• **Description of the task**
Lay out every line of the data below as a Markdown table with the columns Row and Line, numbering the rows and skipping any blank lines. Leave the pictures out of the table.

[Rows from a dataset]
--

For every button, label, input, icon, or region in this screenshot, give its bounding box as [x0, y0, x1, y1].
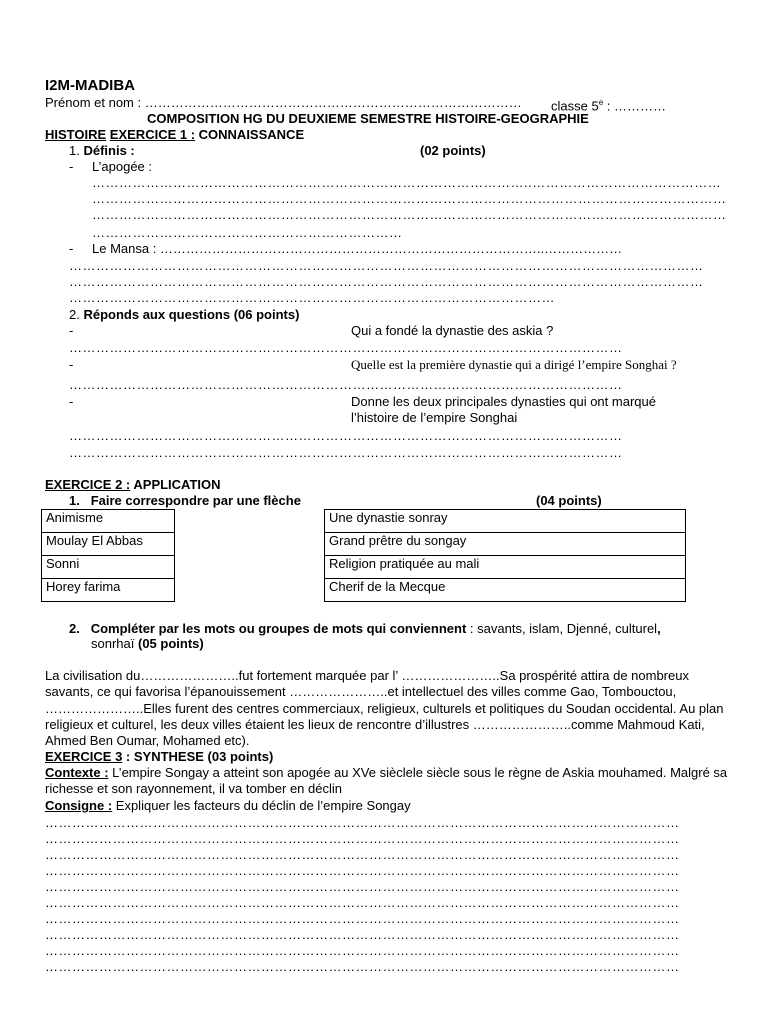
question-3-answer-line-1: …………………………………………………………………………………………………………… — [69, 428, 623, 443]
mansa-line-3: ……………………………………………………………………………………………… — [69, 290, 555, 305]
ex2-q2 — [69, 621, 661, 637]
ex2-heading-rest: APPLICATION — [130, 477, 221, 492]
consigne-text: Expliquer les facteurs du déclin de l’empire Songay — [112, 798, 411, 813]
synthese-answer-line: …………………………………………………………………………………………………………………………… — [45, 911, 680, 926]
match-left-row — [42, 579, 175, 602]
match-right-item: Religion pratiquée au mali — [325, 556, 686, 579]
ex2-heading — [45, 477, 221, 493]
classe-sup: e — [598, 98, 604, 107]
synthese-answer-line: …………………………………………………………………………………………………………………………… — [45, 879, 680, 894]
match-right-row — [325, 556, 686, 579]
mansa-dash: - — [69, 241, 74, 256]
match-right-item: Une dynastie sonray — [325, 510, 686, 533]
classe-label: classe 5 — [551, 98, 599, 114]
ex1-q1-points: (02 points) — [420, 143, 486, 158]
synthese-answer-line: …………………………………………………………………………………………………………………………… — [45, 943, 680, 958]
school-name: I2M-MADIBA — [45, 77, 135, 94]
contexte-paragraph — [45, 765, 735, 798]
name-label: Prénom et nom : …………………………………………………………………………… — [45, 95, 522, 110]
mansa-line-2: …………………………………………………………………………………………………………………………… — [69, 274, 704, 289]
ex2-q2-label: Compléter par les mots ou groupes de mots qui conviennent — [90, 621, 467, 636]
mansa-label: Le Mansa : ……………………………………………………………………………..……………… — [92, 241, 623, 256]
match-left-item: Sonni — [42, 556, 175, 579]
consigne-label: Consigne : — [45, 798, 113, 813]
apogee-line-3: …………………………………………………………………………………………………………………………… — [92, 207, 727, 222]
ex3-heading — [45, 749, 273, 765]
match-right-column — [324, 509, 686, 602]
ex2-q2-line2 — [91, 636, 204, 652]
ex2-q2-comma: , — [657, 621, 661, 636]
synthese-answer-line: …………………………………………………………………………………………………………………………… — [45, 863, 680, 878]
match-right-row — [325, 579, 686, 602]
ex2-q2-words2: sonrhaï — [91, 636, 135, 651]
page-title: COMPOSITION HG DU DEUXIEME SEMESTRE HISTOIRE-GEOGRAPHIE — [147, 111, 589, 126]
fill-in-paragraph: La civilisation du…………………..fut fortement marquée par l’ …………………..Sa prospérité attira de nombreux savants, ce qui favorisa l’épanouissement …………………..et intellectuel des villes comme Gao, Tombouctou, …………………..Elles furent des centres commerciaux, religieux, culturels et politiques du Soudan occidental. Au plan religieux et culturel, les deux villes étaient les lieux de rencontre d’illustres …………………..comme Mahmoud Kati, Ahmed Ben Oumar, Mohamed etc). — [45, 668, 724, 749]
contexte-text: L’empire Songay a atteint son apogée au XVe sièclele siècle sous le règne de Askia mouhamed. Malgré sa richesse et son rayonnement, il va tomber en déclin — [45, 765, 728, 797]
name-field-line — [45, 95, 522, 111]
ex1-q1-label: Définis : — [83, 143, 135, 158]
apogee-line-1: ……………………………………………………………………………………..…………………………………… — [92, 175, 722, 190]
ex2-q2-points: (05 points) — [134, 636, 204, 651]
question-1-dash: - — [69, 323, 74, 338]
ex1-q2-num: 2. — [69, 307, 80, 322]
ex2-q2-words: : savants, islam, Djenné, culturel — [466, 621, 658, 636]
ex1-q2 — [69, 307, 299, 323]
ex3-heading-label: EXERCICE 3 — [45, 749, 123, 764]
match-right-item: Cherif de la Mecque — [325, 579, 686, 602]
match-left-row — [42, 510, 175, 533]
synthese-answer-line: …………………………………………………………………………………………………………………………… — [45, 847, 680, 862]
mansa-line-1: …………………………………………………………………………………………………………………………… — [69, 258, 704, 273]
synthese-answer-line: …………………………………………………………………………………………………………………………… — [45, 959, 680, 974]
apogee-dash: - — [69, 159, 74, 174]
ex2-q1-points: (04 points) — [536, 493, 602, 508]
match-left-item: Horey farima — [42, 579, 175, 602]
ex1-heading — [45, 127, 304, 143]
question-2-dash: - — [69, 357, 74, 372]
question-1-answer-line: …………………………………………………………………………………………………………… — [69, 340, 623, 355]
match-left-item: Animisme — [42, 510, 175, 533]
question-2-text: Quelle est la première dynastie qui a dirigé l’empire Songhai ? — [351, 357, 677, 372]
ex2-q1-num: 1. — [69, 493, 80, 508]
apogee-line-4: …………………………………………………………… — [92, 225, 403, 240]
apogee-line-2: …………………………………………………………………………………………………………………………… — [92, 191, 727, 206]
match-left-column — [41, 509, 175, 602]
match-left-row — [42, 556, 175, 579]
synthese-answer-line: …………………………………………………………………………………………………………………………… — [45, 895, 680, 910]
ex1-heading-rest: CONNAISSANCE — [195, 127, 305, 142]
synthese-answer-line: …………………………………………………………………………………………………………………………… — [45, 815, 680, 830]
question-3-text-2: l’histoire de l’empire Songhai — [351, 410, 518, 425]
ex1-heading-label: EXERCICE 1 : — [109, 127, 196, 142]
ex3-heading-rest: : SYNTHESE (03 points) — [122, 749, 274, 764]
question-2-answer-line: …………………………………………………………………………………………………………… — [69, 377, 623, 392]
question-3-answer-line-2: …………………………………………………………………………………………………………… — [69, 445, 623, 460]
ex2-q1-label: Faire correspondre par une flèche — [90, 493, 301, 508]
ex1-q1-num: 1. — [69, 143, 80, 158]
question-3-dash: - — [69, 394, 74, 409]
ex2-heading-label: EXERCICE 2 : — [45, 477, 131, 492]
match-right-row — [325, 533, 686, 556]
synthese-answer-line: …………………………………………………………………………………………………………………………… — [45, 927, 680, 942]
match-right-row — [325, 510, 686, 533]
match-left-item: Moulay El Abbas — [42, 533, 175, 556]
question-1-text: Qui a fondé la dynastie des askia ? — [351, 323, 554, 338]
classe-dots: : ………… — [603, 98, 666, 114]
question-3-text: Donne les deux principales dynasties qui ont marqué — [351, 394, 656, 409]
apogee-label: L’apogée : — [92, 159, 153, 174]
match-right-item: Grand prêtre du songay — [325, 533, 686, 556]
contexte-label: Contexte : — [45, 765, 109, 780]
section-histoire: HISTOIRE — [45, 127, 107, 142]
ex1-q1 — [69, 143, 135, 159]
match-left-row — [42, 533, 175, 556]
ex1-q2-label: Réponds aux questions (06 points) — [83, 307, 300, 322]
consigne-line — [45, 798, 411, 814]
synthese-answer-line: …………………………………………………………………………………………………………………………… — [45, 831, 680, 846]
ex2-q1 — [69, 493, 301, 509]
ex2-q2-num: 2. — [69, 621, 80, 636]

--

• **Correct answer**
| Row | Line |
|---|---|
| 1 | For every button, label, input, icon, or region in this screenshot, give its bounding box as [x0, y0, x1, y1]. |
| 2 | question-3-answer-line-1: …………………………………………………………………………………………………………… — [69, 428, 623, 443] |
| 3 | mansa-line-3: ……………………………………………………………………………………………… — [69, 290, 555, 305] |
| 4 | ex2-q2 — [69, 621, 661, 637] |
| 5 | ex2-heading-rest: APPLICATION — [130, 477, 221, 492] |
| 6 | consigne-text: Expliquer les facteurs du déclin de l’empire Songay — [112, 798, 411, 813] |
| 7 | synthese-answer-line: …………………………………………………………………………………………………………………………… — [45, 911, 680, 926] |
| 8 | match-left-row — [42, 579, 175, 602] |
| 9 | match-right-item: Religion pratiquée au mali — [325, 556, 686, 579] |
| 10 | ex2-heading — [45, 477, 221, 493] |
| 11 | classe-sup: e — [598, 98, 604, 107] |
| 12 | synthese-answer-line: …………………………………………………………………………………………………………………………… — [45, 879, 680, 894] |
| 13 | match-right-row — [325, 556, 686, 579] |
| 14 | mansa-dash: - — [69, 241, 74, 256] |
| 15 | match-right-item: Une dynastie sonray — [325, 510, 686, 533] |
| 16 | classe-label: classe 5 — [551, 98, 599, 114] |
| 17 | ex1-q1-points: (02 points) — [420, 143, 486, 158] |
| 18 | synthese-answer-line: …………………………………………………………………………………………………………………………… — [45, 943, 680, 958] |
| 19 | school-name: I2M-MADIBA — [45, 77, 135, 94] |
| 20 | contexte-paragraph — [45, 765, 735, 798] |
| 21 | name-label: Prénom et nom : …………………………………………………………………………… — [45, 95, 522, 110] |
| 22 | mansa-line-2: …………………………………………………………………………………………………………………………… — [69, 274, 704, 289] |
| 23 | ex2-q2-label: Compléter par les mots ou groupes de mots qui conviennent — [90, 621, 467, 636] |
| 24 | mansa-label: Le Mansa : ……………………………………………………………………………..……………… — [92, 241, 623, 256] |
| 25 | match-left-item: Sonni — [42, 556, 175, 579] |
| 26 | consigne-label: Consigne : — [45, 798, 113, 813] |
| 27 | apogee-line-3: …………………………………………………………………………………………………………………………… — [92, 207, 727, 222] |
| 28 | ex3-heading — [45, 749, 273, 765] |
| 29 | match-right-column — [324, 509, 686, 602] |
| 30 | ex2-q2-line2 — [91, 636, 204, 652] |
| 31 | ex2-q2-comma: , — [657, 621, 661, 636] |
| 32 | synthese-answer-line: …………………………………………………………………………………………………………………………… — [45, 863, 680, 878] |
| 33 | match-right-row — [325, 579, 686, 602] |
| 34 | ex2-q2-words2: sonrhaï — [91, 636, 135, 651] |
| 35 | page-title: COMPOSITION HG DU DEUXIEME SEMESTRE HISTOIRE-GEOGRAPHIE — [147, 111, 589, 126] |
| 36 | fill-in-paragraph: La civilisation du…………………..fut fortement marquée par l’ …………………..Sa prospérité attira de nombreux savants, ce qui favorisa l’épanouissement …………………..et intellectuel des villes comme Gao, Tombouctou, …………………..Elles furent des centres commerciaux, religieux, culturels et politiques du Soudan occidental. Au plan religieux et culturel, les deux villes étaient les lieux de rencontre d’illustres …………………..comme Mahmoud Kati, Ahmed Ben Oumar, Mohamed etc). — [45, 668, 724, 749] |
| 37 | contexte-text: L’empire Songay a atteint son apogée au XVe sièclele siècle sous le règne de Askia mouhamed. Malgré sa richesse et son rayonnement, il va tomber en déclin — [45, 765, 728, 797] |
| 38 | name-field-line — [45, 95, 522, 111] |
| 39 | ex1-q1-label: Définis : — [83, 143, 135, 158] |
| 40 | apogee-line-1: ……………………………………………………………………………………..…………………………………… — [92, 175, 722, 190] |
| 41 | ex2-q2-points: (05 points) — [134, 636, 204, 651] |
| 42 | question-1-dash: - — [69, 323, 74, 338] |
| 43 | ex1-q2-num: 2. — [69, 307, 80, 322] |
| 44 | ex2-q2-words: : savants, islam, Djenné, culturel — [466, 621, 658, 636] |
| 45 | ex1-q2 — [69, 307, 299, 323] |
| 46 | ex3-heading-label: EXERCICE 3 — [45, 749, 123, 764] |
| 47 | match-right-item: Cherif de la Mecque — [325, 579, 686, 602] |
| 48 | match-left-row — [42, 510, 175, 533] |
| 49 | synthese-answer-line: …………………………………………………………………………………………………………………………… — [45, 847, 680, 862] |
| 50 | mansa-line-1: …………………………………………………………………………………………………………………………… — [69, 258, 704, 273] |
| 51 | synthese-answer-line: …………………………………………………………………………………………………………………………… — [45, 959, 680, 974] |
| 52 | apogee-dash: - — [69, 159, 74, 174] |
| 53 | ex2-q1-points: (04 points) — [536, 493, 602, 508] |
| 54 | match-left-item: Horey farima — [42, 579, 175, 602] |
| 55 | ex1-heading — [45, 127, 304, 143] |
| 56 | question-2-dash: - — [69, 357, 74, 372] |
| 57 | question-1-answer-line: …………………………………………………………………………………………………………… — [69, 340, 623, 355] |
| 58 | match-left-item: Animisme — [42, 510, 175, 533] |
| 59 | question-2-text: Quelle est la première dynastie qui a dirigé l’empire Songhai ? — [351, 357, 677, 372] |
| 60 | ex2-q1-num: 1. — [69, 493, 80, 508] |
| 61 | apogee-line-4: …………………………………………………………… — [92, 225, 403, 240] |
| 62 | apogee-line-2: …………………………………………………………………………………………………………………………… — [92, 191, 727, 206] |
| 63 | match-left-column — [41, 509, 175, 602] |
| 64 | match-left-row — [42, 556, 175, 579] |
| 65 | synthese-answer-line: …………………………………………………………………………………………………………………………… — [45, 895, 680, 910] |
| 66 | ex1-heading-rest: CONNAISSANCE — [195, 127, 305, 142] |
| 67 | synthese-answer-line: …………………………………………………………………………………………………………………………… — [45, 815, 680, 830] |
| 68 | question-3-text-2: l’histoire de l’empire Songhai — [351, 410, 518, 425] |
| 69 | ex1-heading-label: EXERCICE 1 : — [109, 127, 196, 142] |
| 70 | ex3-heading-rest: : SYNTHESE (03 points) — [122, 749, 274, 764] |
| 71 | question-2-answer-line: …………………………………………………………………………………………………………… — [69, 377, 623, 392] |
| 72 | question-3-answer-line-2: …………………………………………………………………………………………………………… — [69, 445, 623, 460] |
| 73 | ex2-q1-label: Faire correspondre par une flèche — [90, 493, 301, 508] |
| 74 | ex1-q1-num: 1. — [69, 143, 80, 158] |
| 75 | question-3-dash: - — [69, 394, 74, 409] |
| 76 | ex2-heading-label: EXERCICE 2 : — [45, 477, 131, 492] |
| 77 | match-right-row — [325, 533, 686, 556] |
| 78 | synthese-answer-line: …………………………………………………………………………………………………………………………… — [45, 927, 680, 942] |
| 79 | match-right-row — [325, 510, 686, 533] |
| 80 | match-left-item: Moulay El Abbas — [42, 533, 175, 556] |
| 81 | question-1-text: Qui a fondé la dynastie des askia ? — [351, 323, 554, 338] |
| 82 | classe-dots: : ………… — [603, 98, 666, 114] |
| 83 | question-3-text: Donne les deux principales dynasties qui ont marqué — [351, 394, 656, 409] |
| 84 | apogee-label: L’apogée : — [92, 159, 153, 174] |
| 85 | match-right-item: Grand prêtre du songay — [325, 533, 686, 556] |
| 86 | contexte-label: Contexte : — [45, 765, 109, 780] |
| 87 | section-histoire: HISTOIRE — [45, 127, 107, 142] |
| 88 | ex1-q1 — [69, 143, 135, 159] |
| 89 | match-left-row — [42, 533, 175, 556] |
| 90 | ex1-q2-label: Réponds aux questions (06 points) — [83, 307, 300, 322] |
| 91 | consigne-line — [45, 798, 411, 814] |
| 92 | synthese-answer-line: …………………………………………………………………………………………………………………………… — [45, 831, 680, 846] |
| 93 | ex2-q1 — [69, 493, 301, 509] |
| 94 | ex2-q2-num: 2. — [69, 621, 80, 636] |